┏━━

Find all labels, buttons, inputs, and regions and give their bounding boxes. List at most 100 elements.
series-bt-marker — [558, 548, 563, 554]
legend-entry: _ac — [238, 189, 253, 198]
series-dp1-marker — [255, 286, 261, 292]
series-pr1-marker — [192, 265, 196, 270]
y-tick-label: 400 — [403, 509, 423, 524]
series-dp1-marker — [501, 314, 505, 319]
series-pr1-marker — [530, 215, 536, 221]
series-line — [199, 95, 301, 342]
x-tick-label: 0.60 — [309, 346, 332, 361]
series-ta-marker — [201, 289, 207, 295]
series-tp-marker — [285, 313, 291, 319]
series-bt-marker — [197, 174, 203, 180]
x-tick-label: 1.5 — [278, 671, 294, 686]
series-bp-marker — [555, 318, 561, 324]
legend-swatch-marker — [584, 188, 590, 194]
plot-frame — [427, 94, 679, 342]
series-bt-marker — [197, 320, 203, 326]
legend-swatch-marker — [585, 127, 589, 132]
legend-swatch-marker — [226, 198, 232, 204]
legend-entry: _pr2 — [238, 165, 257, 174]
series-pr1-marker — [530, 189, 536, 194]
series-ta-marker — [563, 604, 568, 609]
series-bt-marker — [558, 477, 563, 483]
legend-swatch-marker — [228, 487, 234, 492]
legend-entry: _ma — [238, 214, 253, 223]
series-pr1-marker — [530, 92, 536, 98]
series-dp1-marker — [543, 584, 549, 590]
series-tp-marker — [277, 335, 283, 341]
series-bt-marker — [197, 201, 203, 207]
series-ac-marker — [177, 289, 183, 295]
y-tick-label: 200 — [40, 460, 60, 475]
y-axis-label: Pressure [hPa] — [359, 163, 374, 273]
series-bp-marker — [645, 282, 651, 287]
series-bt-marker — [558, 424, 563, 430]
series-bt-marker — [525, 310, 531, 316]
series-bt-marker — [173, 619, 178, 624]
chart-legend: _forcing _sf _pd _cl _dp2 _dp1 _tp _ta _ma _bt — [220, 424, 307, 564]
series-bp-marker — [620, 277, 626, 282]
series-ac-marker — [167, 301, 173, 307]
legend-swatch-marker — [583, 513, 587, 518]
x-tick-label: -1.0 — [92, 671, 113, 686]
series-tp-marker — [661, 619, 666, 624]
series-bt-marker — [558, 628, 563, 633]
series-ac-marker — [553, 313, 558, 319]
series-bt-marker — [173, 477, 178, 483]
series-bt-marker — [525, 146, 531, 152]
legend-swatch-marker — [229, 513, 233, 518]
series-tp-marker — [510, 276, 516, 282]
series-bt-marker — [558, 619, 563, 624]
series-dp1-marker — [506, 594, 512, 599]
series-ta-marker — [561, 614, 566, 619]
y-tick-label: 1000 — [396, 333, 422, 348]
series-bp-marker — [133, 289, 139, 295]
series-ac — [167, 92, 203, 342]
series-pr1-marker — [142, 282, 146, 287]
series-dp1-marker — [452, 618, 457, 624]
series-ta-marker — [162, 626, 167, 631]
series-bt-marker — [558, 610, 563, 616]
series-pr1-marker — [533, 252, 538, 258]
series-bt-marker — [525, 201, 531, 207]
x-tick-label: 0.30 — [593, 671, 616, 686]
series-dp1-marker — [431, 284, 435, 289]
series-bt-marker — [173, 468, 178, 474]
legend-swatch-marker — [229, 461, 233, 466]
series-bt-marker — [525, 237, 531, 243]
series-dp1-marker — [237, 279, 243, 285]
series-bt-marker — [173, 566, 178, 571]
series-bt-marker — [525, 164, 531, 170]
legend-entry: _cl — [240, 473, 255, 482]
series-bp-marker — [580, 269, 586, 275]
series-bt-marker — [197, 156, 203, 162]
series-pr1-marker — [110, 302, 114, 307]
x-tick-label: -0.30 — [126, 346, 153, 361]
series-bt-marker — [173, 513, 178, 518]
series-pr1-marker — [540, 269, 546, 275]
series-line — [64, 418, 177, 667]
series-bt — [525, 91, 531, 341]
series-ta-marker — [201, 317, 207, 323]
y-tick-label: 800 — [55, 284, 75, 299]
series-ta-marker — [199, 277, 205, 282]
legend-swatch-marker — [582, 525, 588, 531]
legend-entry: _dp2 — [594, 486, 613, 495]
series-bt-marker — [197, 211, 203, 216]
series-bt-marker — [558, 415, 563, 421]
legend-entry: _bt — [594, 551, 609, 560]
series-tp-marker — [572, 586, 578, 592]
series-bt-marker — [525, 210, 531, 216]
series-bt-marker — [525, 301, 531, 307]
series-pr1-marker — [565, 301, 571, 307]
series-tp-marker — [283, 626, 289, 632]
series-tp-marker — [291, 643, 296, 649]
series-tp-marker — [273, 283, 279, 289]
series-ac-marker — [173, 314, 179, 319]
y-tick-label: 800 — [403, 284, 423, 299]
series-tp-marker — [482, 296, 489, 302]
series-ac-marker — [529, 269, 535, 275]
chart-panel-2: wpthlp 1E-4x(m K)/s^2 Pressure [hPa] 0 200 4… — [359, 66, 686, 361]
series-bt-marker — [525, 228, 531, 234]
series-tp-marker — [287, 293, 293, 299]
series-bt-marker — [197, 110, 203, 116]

┗━━

◆ **Aim**
Convert the entries above into a numbered list, leaving out any blank lines.

◆ **Reply to the exercise**
1. Find all labels, buttons, inputs, and regions and give their bounding boxes. List at most 100 elements.
2. series-bt-marker — [558, 548, 563, 554]
3. legend-entry: _ac — [238, 189, 253, 198]
4. series-dp1-marker — [255, 286, 261, 292]
5. series-pr1-marker — [192, 265, 196, 270]
6. y-tick-label: 400 — [403, 509, 423, 524]
7. series-dp1-marker — [501, 314, 505, 319]
8. series-pr1-marker — [530, 215, 536, 221]
9. series-line — [199, 95, 301, 342]
10. x-tick-label: 0.60 — [309, 346, 332, 361]
11. series-ta-marker — [201, 289, 207, 295]
12. series-tp-marker — [285, 313, 291, 319]
13. series-bt-marker — [197, 174, 203, 180]
14. x-tick-label: 1.5 — [278, 671, 294, 686]
15. series-bp-marker — [555, 318, 561, 324]
16. legend-swatch-marker — [584, 188, 590, 194]
17. plot-frame — [427, 94, 679, 342]
18. series-bt-marker — [197, 320, 203, 326]
19. legend-swatch-marker — [585, 127, 589, 132]
20. legend-swatch-marker — [226, 198, 232, 204]
21. legend-entry: _pr2 — [238, 165, 257, 174]
22. series-pr1-marker — [530, 189, 536, 194]
23. series-ta-marker — [563, 604, 568, 609]
24. series-bt-marker — [558, 477, 563, 483]
25. legend-swatch-marker — [228, 487, 234, 492]
26. legend-entry: _ma — [238, 214, 253, 223]
27. series-pr1-marker — [530, 92, 536, 98]
28. series-dp1-marker — [543, 584, 549, 590]
29. series-tp-marker — [277, 335, 283, 341]
30. series-bt-marker — [197, 201, 203, 207]
31. series-ac-marker — [177, 289, 183, 295]
32. y-tick-label: 200 — [40, 460, 60, 475]
33. y-axis-label: Pressure [hPa] — [359, 163, 374, 273]
34. series-bp-marker — [645, 282, 651, 287]
35. series-bt-marker — [558, 424, 563, 430]
36. series-bt-marker — [525, 310, 531, 316]
37. series-bt-marker — [173, 619, 178, 624]
38. chart-legend: _forcing _sf _pd _cl _dp2 _dp1 _tp _ta _ma _bt — [220, 424, 307, 564]
39. series-bp-marker — [620, 277, 626, 282]
40. series-ac-marker — [167, 301, 173, 307]
41. legend-swatch-marker — [583, 513, 587, 518]
42. x-tick-label: -1.0 — [92, 671, 113, 686]
43. series-tp-marker — [661, 619, 666, 624]
44. series-bt-marker — [558, 628, 563, 633]
45. series-ac-marker — [553, 313, 558, 319]
46. series-bt-marker — [173, 477, 178, 483]
47. series-bt-marker — [525, 146, 531, 152]
48. legend-swatch-marker — [229, 513, 233, 518]
49. series-tp-marker — [510, 276, 516, 282]
50. series-bt-marker — [558, 619, 563, 624]
51. series-dp1-marker — [506, 594, 512, 599]
52. series-ta-marker — [561, 614, 566, 619]
53. y-tick-label: 1000 — [396, 333, 422, 348]
54. series-bp-marker — [133, 289, 139, 295]
55. series-ac — [167, 92, 203, 342]
56. series-pr1-marker — [142, 282, 146, 287]
57. series-dp1-marker — [452, 618, 457, 624]
58. series-ta-marker — [162, 626, 167, 631]
59. series-bt-marker — [558, 610, 563, 616]
60. series-pr1-marker — [533, 252, 538, 258]
61. series-bt-marker — [525, 201, 531, 207]
62. x-tick-label: 0.30 — [593, 671, 616, 686]
63. series-dp1-marker — [431, 284, 435, 289]
64. series-bt-marker — [173, 468, 178, 474]
65. legend-swatch-marker — [229, 461, 233, 466]
66. series-bt-marker — [525, 237, 531, 243]
67. series-dp1-marker — [237, 279, 243, 285]
68. series-bt-marker — [173, 566, 178, 571]
69. series-bt-marker — [525, 164, 531, 170]
70. legend-entry: _cl — [240, 473, 255, 482]
71. series-bp-marker — [580, 269, 586, 275]
72. series-bt-marker — [197, 156, 203, 162]
73. series-pr1-marker — [110, 302, 114, 307]
74. x-tick-label: -0.30 — [126, 346, 153, 361]
75. series-bt-marker — [173, 513, 178, 518]
76. series-pr1-marker — [540, 269, 546, 275]
77. series-line — [64, 418, 177, 667]
78. series-bt — [525, 91, 531, 341]
79. series-ta-marker — [201, 317, 207, 323]
80. y-tick-label: 800 — [55, 284, 75, 299]
81. series-ta-marker — [199, 277, 205, 282]
82. legend-swatch-marker — [582, 525, 588, 531]
83. legend-entry: _dp2 — [594, 486, 613, 495]
84. series-bt-marker — [197, 211, 203, 216]
85. series-bt-marker — [558, 415, 563, 421]
86. legend-entry: _bt — [594, 551, 609, 560]
87. series-tp-marker — [572, 586, 578, 592]
88. series-bt-marker — [525, 210, 531, 216]
89. series-bt-marker — [525, 301, 531, 307]
90. series-pr1-marker — [565, 301, 571, 307]
91. series-tp-marker — [283, 626, 289, 632]
92. series-tp-marker — [291, 643, 296, 649]
93. series-tp-marker — [273, 283, 279, 289]
94. series-ac-marker — [173, 314, 179, 319]
95. y-tick-label: 800 — [403, 284, 423, 299]
96. series-tp-marker — [482, 296, 489, 302]
97. series-ac-marker — [529, 269, 535, 275]
98. chart-panel-2: wpthlp 1E-4x(m K)/s^2 Pressure [hPa] 0 200 4… — [359, 66, 686, 361]
99. series-bt-marker — [525, 228, 531, 234]
100. series-tp-marker — [287, 293, 293, 299]
101. series-bt-marker — [197, 110, 203, 116]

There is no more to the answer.